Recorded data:

—————

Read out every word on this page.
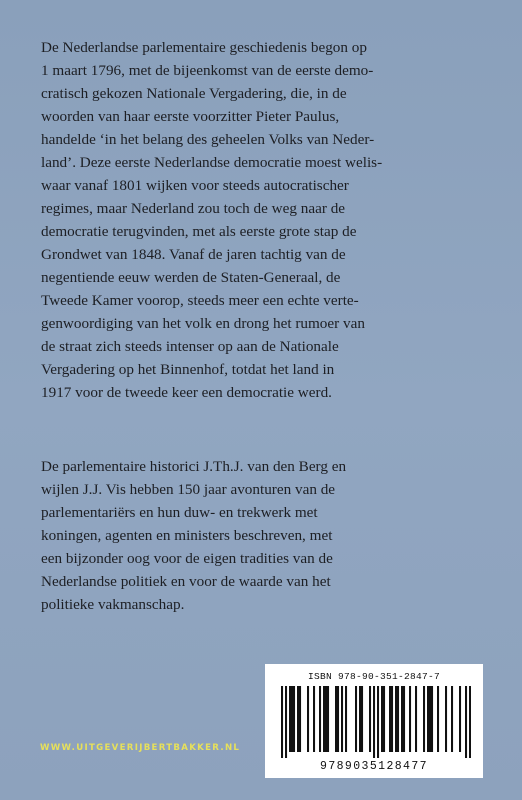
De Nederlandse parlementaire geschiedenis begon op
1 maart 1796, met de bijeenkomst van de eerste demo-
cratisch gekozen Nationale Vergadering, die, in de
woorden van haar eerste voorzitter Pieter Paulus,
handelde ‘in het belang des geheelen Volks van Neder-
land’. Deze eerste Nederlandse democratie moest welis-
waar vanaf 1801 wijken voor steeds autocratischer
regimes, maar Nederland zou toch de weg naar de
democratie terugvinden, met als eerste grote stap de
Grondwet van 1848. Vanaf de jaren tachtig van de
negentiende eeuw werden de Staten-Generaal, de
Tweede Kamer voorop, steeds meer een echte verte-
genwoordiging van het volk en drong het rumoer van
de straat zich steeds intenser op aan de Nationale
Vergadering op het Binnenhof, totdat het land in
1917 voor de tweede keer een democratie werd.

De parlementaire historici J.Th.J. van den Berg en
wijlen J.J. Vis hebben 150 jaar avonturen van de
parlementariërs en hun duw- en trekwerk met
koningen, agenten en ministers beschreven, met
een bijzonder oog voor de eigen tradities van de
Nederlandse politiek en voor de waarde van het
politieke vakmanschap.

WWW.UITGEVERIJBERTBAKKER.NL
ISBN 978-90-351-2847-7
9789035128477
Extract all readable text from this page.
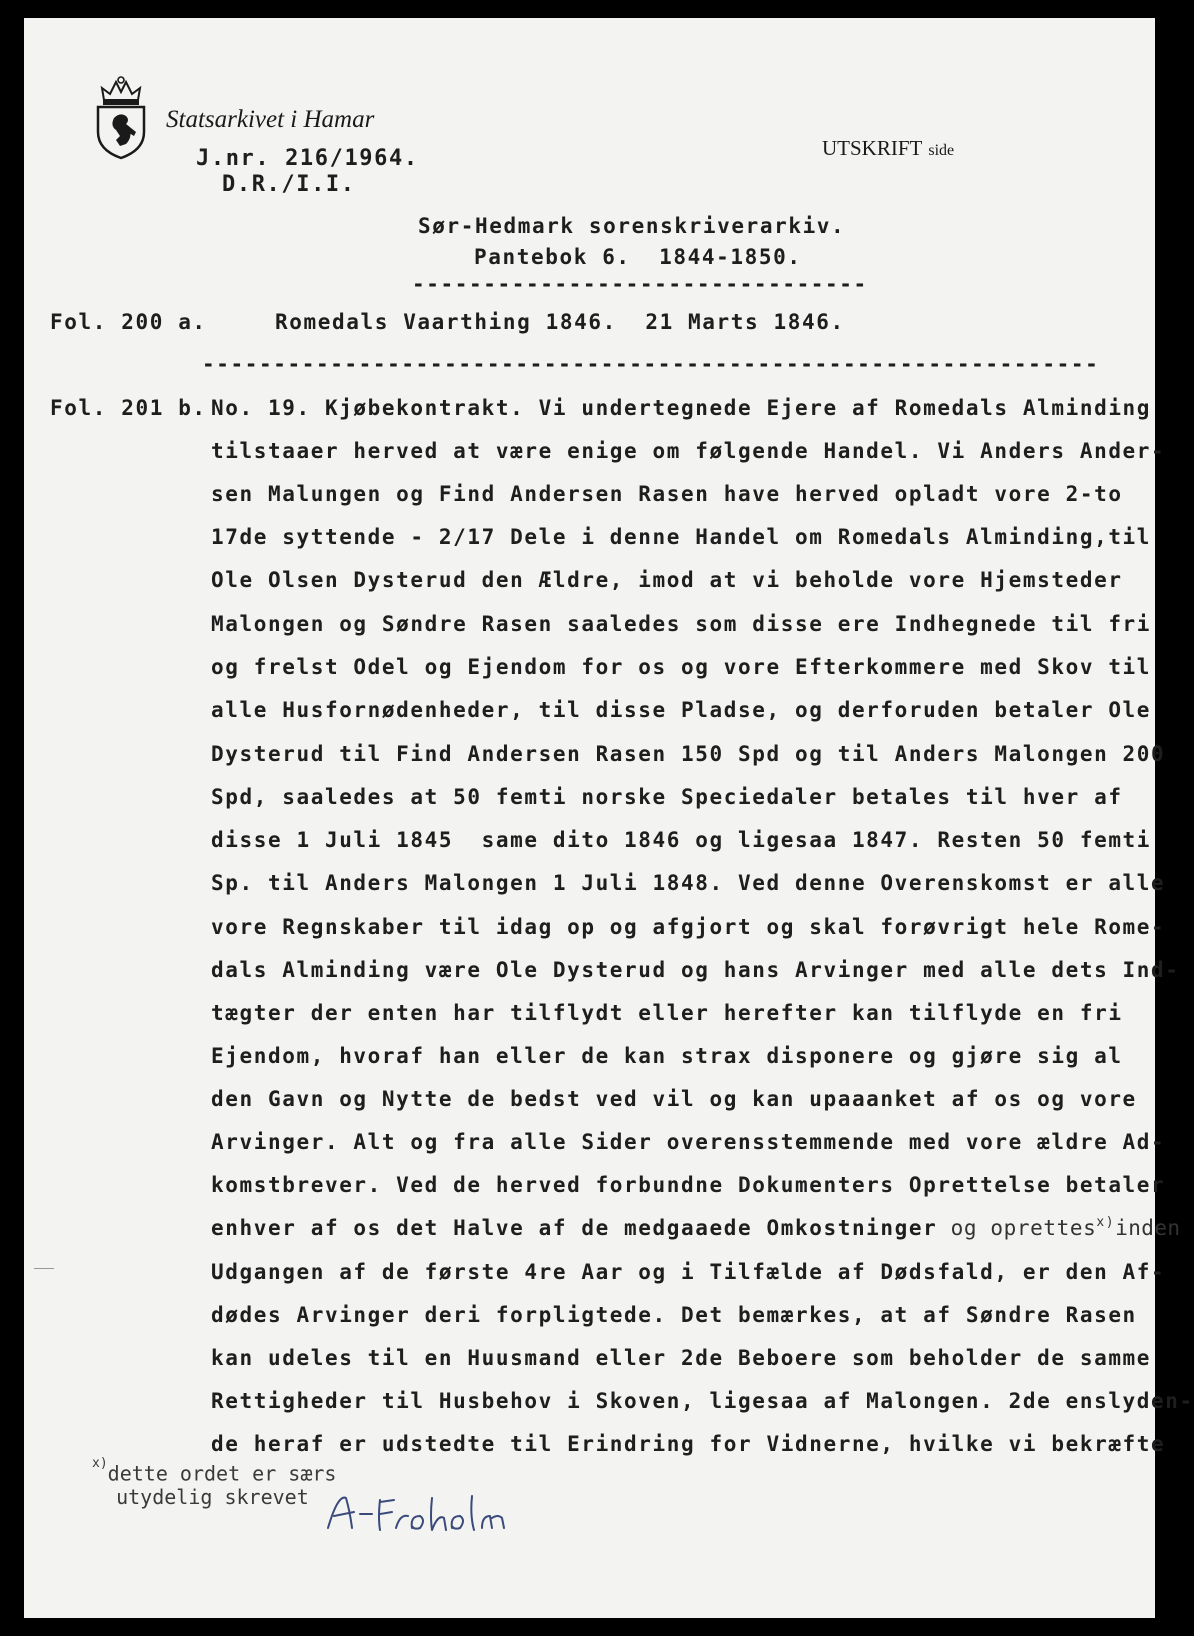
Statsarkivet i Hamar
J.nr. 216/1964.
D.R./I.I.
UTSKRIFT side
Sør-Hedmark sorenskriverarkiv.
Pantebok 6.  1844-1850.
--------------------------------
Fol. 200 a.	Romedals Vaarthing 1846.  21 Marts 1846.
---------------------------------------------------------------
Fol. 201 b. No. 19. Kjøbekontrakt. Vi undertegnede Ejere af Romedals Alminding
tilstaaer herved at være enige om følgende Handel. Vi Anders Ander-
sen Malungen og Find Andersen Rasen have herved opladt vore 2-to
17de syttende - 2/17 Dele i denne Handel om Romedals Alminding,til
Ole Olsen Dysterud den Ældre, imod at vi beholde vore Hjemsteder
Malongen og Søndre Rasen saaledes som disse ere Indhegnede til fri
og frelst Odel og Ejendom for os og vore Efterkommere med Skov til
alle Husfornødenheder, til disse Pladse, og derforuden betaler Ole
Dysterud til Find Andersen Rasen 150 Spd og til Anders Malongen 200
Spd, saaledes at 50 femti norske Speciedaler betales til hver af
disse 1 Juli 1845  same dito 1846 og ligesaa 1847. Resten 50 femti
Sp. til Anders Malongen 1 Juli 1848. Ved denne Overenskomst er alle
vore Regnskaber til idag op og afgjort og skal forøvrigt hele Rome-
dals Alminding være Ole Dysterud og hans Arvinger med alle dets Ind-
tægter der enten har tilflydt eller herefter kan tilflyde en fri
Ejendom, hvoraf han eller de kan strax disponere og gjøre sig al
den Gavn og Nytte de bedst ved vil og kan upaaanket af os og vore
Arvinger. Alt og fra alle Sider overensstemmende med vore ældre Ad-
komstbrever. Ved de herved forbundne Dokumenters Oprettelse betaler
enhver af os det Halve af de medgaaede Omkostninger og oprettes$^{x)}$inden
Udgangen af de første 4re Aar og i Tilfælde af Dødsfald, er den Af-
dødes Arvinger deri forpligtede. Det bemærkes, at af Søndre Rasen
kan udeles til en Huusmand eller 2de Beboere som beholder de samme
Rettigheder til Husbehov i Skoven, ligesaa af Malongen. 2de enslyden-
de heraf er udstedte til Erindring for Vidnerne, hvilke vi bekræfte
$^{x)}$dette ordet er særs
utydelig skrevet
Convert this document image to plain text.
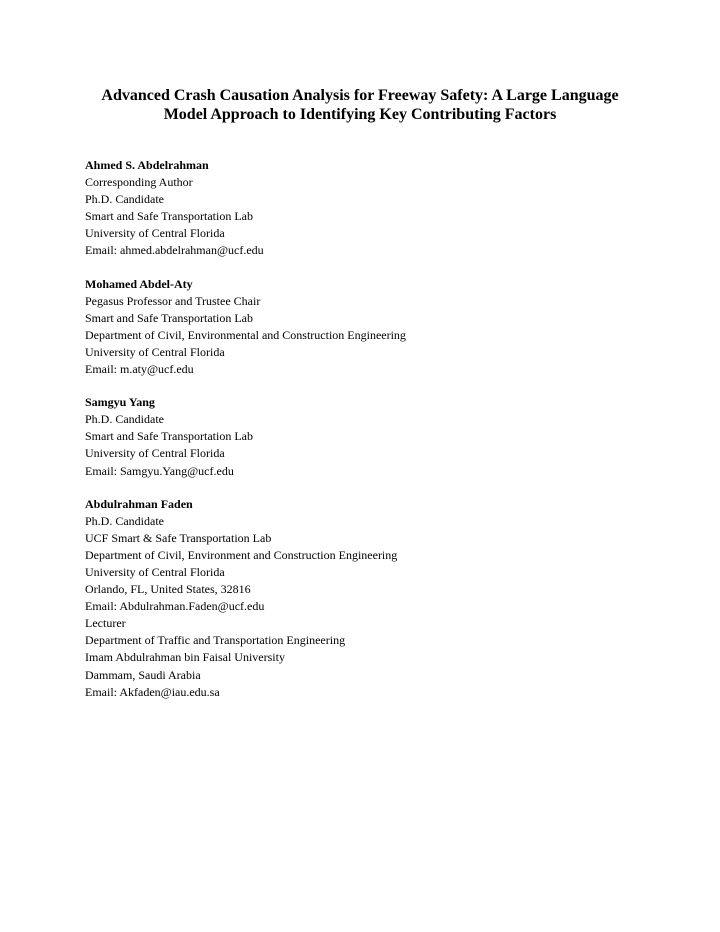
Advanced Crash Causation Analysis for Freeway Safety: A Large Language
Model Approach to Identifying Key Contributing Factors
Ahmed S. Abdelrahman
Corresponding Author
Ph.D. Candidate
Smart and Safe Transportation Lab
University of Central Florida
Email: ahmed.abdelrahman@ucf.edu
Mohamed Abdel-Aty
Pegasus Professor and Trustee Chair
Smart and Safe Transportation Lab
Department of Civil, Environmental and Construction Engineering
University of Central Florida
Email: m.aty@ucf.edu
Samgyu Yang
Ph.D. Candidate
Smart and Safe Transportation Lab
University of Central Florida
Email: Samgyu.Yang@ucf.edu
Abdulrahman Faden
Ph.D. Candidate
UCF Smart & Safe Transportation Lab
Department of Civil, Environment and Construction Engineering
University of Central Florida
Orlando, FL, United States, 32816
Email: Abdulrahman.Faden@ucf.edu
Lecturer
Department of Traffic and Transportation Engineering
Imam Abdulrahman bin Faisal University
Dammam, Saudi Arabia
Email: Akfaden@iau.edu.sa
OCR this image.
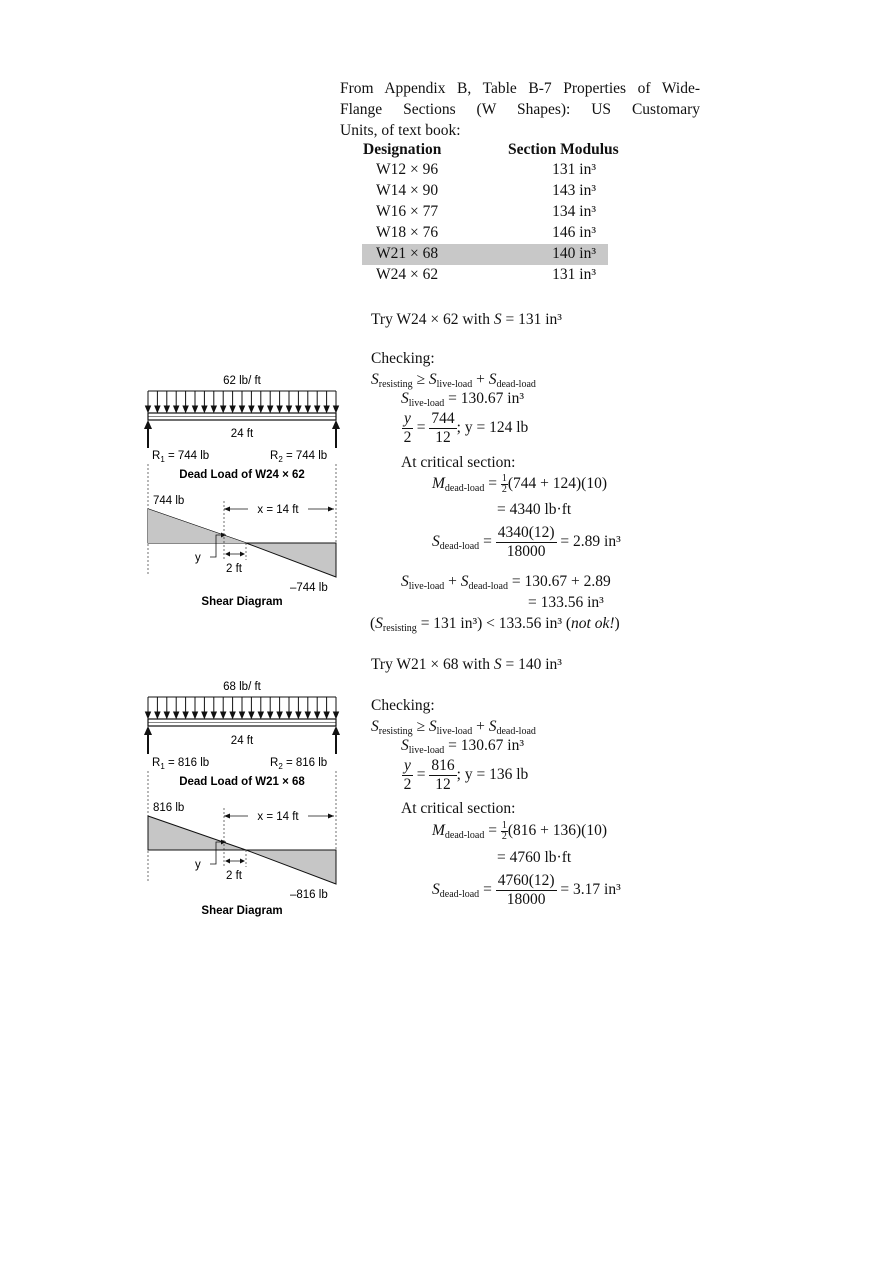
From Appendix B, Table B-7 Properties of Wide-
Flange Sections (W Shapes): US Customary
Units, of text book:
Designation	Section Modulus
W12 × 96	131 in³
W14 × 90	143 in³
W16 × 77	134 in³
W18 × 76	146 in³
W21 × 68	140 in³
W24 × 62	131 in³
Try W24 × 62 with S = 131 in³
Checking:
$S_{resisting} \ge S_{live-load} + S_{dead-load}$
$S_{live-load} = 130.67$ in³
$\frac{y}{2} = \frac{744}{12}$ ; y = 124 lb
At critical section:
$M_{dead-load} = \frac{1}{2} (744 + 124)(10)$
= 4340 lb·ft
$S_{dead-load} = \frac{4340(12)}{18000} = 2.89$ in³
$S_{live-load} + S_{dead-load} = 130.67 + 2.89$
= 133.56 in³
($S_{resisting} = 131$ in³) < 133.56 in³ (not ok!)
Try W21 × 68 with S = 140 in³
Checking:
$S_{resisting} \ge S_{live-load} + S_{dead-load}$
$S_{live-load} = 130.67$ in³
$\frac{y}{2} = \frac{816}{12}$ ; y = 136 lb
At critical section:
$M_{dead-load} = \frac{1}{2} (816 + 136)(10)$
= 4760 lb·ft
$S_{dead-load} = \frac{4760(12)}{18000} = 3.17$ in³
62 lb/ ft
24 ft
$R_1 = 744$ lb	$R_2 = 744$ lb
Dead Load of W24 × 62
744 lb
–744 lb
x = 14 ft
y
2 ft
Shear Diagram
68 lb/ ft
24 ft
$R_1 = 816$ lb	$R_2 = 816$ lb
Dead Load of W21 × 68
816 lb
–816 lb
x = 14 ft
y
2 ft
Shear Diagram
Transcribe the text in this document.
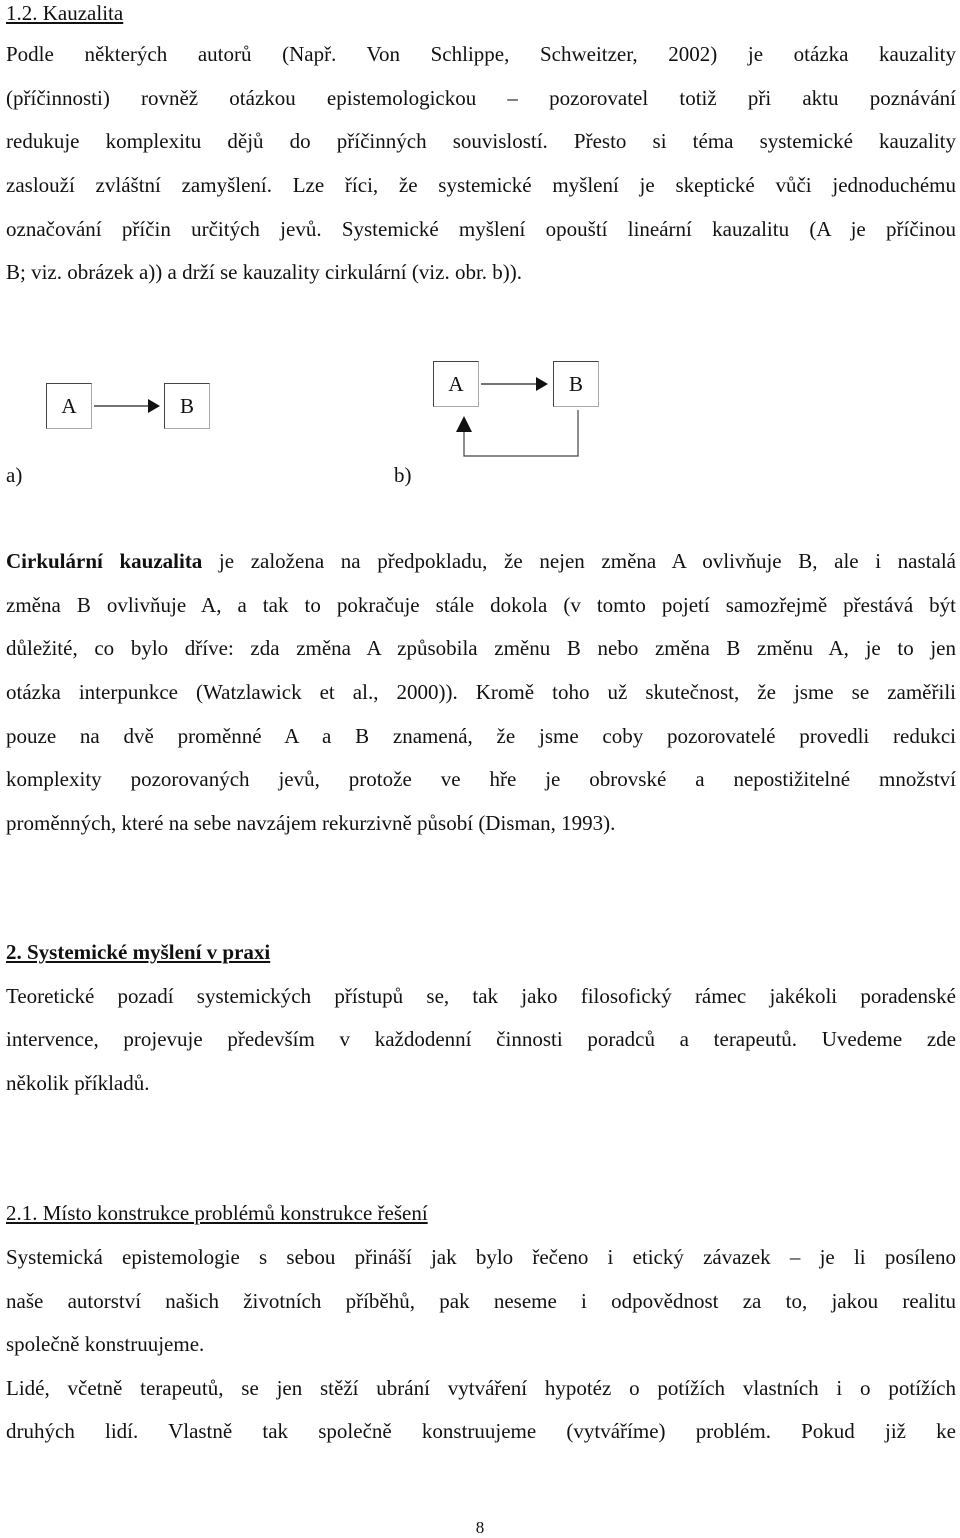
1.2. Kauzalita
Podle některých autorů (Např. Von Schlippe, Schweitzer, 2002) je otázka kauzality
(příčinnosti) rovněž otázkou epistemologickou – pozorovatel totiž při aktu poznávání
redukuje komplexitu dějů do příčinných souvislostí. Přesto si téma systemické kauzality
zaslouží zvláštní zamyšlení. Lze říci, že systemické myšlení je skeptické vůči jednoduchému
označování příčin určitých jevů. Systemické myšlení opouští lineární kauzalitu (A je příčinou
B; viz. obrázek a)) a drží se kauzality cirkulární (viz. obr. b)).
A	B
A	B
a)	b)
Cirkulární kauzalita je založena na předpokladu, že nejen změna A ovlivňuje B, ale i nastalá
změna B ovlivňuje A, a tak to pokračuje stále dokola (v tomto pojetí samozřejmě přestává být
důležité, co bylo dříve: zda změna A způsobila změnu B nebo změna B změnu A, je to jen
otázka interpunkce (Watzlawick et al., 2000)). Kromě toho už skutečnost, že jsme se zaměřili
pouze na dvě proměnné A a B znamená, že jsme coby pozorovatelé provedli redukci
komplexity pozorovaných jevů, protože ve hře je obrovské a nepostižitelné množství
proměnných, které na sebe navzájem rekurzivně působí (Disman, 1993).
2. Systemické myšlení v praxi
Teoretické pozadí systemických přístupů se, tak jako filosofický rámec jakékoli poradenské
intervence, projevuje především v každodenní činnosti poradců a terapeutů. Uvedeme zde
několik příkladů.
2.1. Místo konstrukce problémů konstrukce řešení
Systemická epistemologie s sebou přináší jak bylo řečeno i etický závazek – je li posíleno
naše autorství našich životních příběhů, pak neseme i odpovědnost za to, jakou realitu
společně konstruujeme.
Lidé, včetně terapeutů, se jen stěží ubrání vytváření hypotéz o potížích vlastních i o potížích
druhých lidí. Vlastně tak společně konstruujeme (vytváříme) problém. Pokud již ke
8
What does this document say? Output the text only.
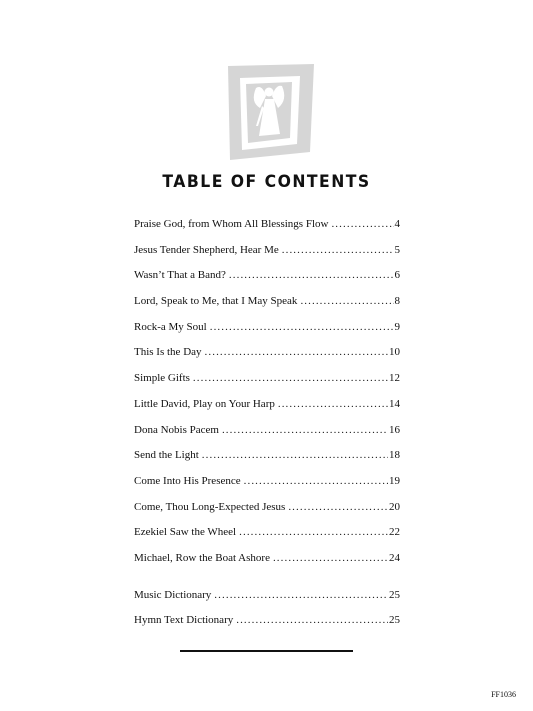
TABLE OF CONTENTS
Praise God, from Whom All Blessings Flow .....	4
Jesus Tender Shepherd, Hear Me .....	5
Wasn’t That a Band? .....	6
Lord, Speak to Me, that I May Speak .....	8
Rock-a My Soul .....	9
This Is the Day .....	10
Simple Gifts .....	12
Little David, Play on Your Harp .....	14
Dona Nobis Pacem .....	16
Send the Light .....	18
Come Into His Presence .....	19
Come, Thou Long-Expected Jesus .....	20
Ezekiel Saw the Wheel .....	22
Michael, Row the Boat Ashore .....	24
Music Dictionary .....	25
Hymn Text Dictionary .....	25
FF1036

—————

[Direction]
Show all lines above holding "herved".

[Reply to the task]
tilstaaer herved at være enige om følgende Handel. Vi Anders Ander-
sen Malungen og Find Andersen Rasen have herved opladt vore 2-to
komstbrever. Ved de herved forbundne Dokumenters Oprettelse betaler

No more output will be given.